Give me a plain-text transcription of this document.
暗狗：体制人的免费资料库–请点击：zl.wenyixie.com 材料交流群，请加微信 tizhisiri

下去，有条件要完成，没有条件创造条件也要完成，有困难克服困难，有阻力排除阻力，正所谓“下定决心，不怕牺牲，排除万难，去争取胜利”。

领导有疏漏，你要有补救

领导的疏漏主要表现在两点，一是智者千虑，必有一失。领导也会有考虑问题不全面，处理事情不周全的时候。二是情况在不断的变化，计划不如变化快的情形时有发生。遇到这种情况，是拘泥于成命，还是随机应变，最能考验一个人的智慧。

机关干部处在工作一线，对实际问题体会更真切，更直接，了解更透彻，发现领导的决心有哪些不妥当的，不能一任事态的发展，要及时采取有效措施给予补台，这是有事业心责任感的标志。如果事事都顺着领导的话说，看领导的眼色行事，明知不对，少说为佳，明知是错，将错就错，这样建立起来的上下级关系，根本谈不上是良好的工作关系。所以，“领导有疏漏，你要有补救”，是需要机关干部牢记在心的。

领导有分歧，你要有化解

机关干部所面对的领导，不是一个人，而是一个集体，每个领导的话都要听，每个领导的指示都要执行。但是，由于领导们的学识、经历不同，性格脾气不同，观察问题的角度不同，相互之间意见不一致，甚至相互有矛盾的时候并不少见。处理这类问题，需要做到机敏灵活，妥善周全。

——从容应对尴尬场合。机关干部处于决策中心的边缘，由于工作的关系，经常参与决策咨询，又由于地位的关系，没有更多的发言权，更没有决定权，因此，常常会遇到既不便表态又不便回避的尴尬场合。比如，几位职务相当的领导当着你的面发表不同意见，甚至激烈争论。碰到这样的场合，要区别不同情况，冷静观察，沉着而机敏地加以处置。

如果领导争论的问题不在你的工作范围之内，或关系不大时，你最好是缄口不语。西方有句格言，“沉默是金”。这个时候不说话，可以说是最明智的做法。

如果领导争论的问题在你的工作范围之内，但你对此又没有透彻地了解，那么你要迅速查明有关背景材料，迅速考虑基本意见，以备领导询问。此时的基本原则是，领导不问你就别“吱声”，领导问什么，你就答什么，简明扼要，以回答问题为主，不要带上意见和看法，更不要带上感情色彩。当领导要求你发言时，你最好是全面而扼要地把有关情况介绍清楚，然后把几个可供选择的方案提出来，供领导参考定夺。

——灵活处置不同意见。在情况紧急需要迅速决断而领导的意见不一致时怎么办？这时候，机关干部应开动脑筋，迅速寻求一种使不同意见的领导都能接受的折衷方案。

.....

**Stated task**
Each record should come back exactly as written.

**Complete answer**
Give me a plain-text transcription of this document.
暗狗：体制人的免费资料库–请点击：zl.wenyixie.com 材料交流群，请加微信 tizhisiri

下去，有条件要完成，没有条件创造条件也要完成，有困难克服困难，有阻力排除阻力，正所谓“下定决心，不怕牺牲，排除万难，去争取胜利”。

领导有疏漏，你要有补救

领导的疏漏主要表现在两点，一是智者千虑，必有一失。领导也会有考虑问题不全面，处理事情不周全的时候。二是情况在不断的变化，计划不如变化快的情形时有发生。遇到这种情况，是拘泥于成命，还是随机应变，最能考验一个人的智慧。

机关干部处在工作一线，对实际问题体会更真切，更直接，了解更透彻，发现领导的决心有哪些不妥当的，不能一任事态的发展，要及时采取有效措施给予补台，这是有事业心责任感的标志。如果事事都顺着领导的话说，看领导的眼色行事，明知不对，少说为佳，明知是错，将错就错，这样建立起来的上下级关系，根本谈不上是良好的工作关系。所以，“领导有疏漏，你要有补救”，是需要机关干部牢记在心的。

领导有分歧，你要有化解

机关干部所面对的领导，不是一个人，而是一个集体，每个领导的话都要听，每个领导的指示都要执行。但是，由于领导们的学识、经历不同，性格脾气不同，观察问题的角度不同，相互之间意见不一致，甚至相互有矛盾的时候并不少见。处理这类问题，需要做到机敏灵活，妥善周全。

——从容应对尴尬场合。机关干部处于决策中心的边缘，由于工作的关系，经常参与决策咨询，又由于地位的关系，没有更多的发言权，更没有决定权，因此，常常会遇到既不便表态又不便回避的尴尬场合。比如，几位职务相当的领导当着你的面发表不同意见，甚至激烈争论。碰到这样的场合，要区别不同情况，冷静观察，沉着而机敏地加以处置。

如果领导争论的问题不在你的工作范围之内，或关系不大时，你最好是缄口不语。西方有句格言，“沉默是金”。这个时候不说话，可以说是最明智的做法。

如果领导争论的问题在你的工作范围之内，但你对此又没有透彻地了解，那么你要迅速查明有关背景材料，迅速考虑基本意见，以备领导询问。此时的基本原则是，领导不问你就别“吱声”，领导问什么，你就答什么，简明扼要，以回答问题为主，不要带上意见和看法，更不要带上感情色彩。当领导要求你发言时，你最好是全面而扼要地把有关情况介绍清楚，然后把几个可供选择的方案提出来，供领导参考定夺。

——灵活处置不同意见。在情况紧急需要迅速决断而领导的意见不一致时怎么办？这时候，机关干部应开动脑筋，迅速寻求一种使不同意见的领导都能接受的折衷方案。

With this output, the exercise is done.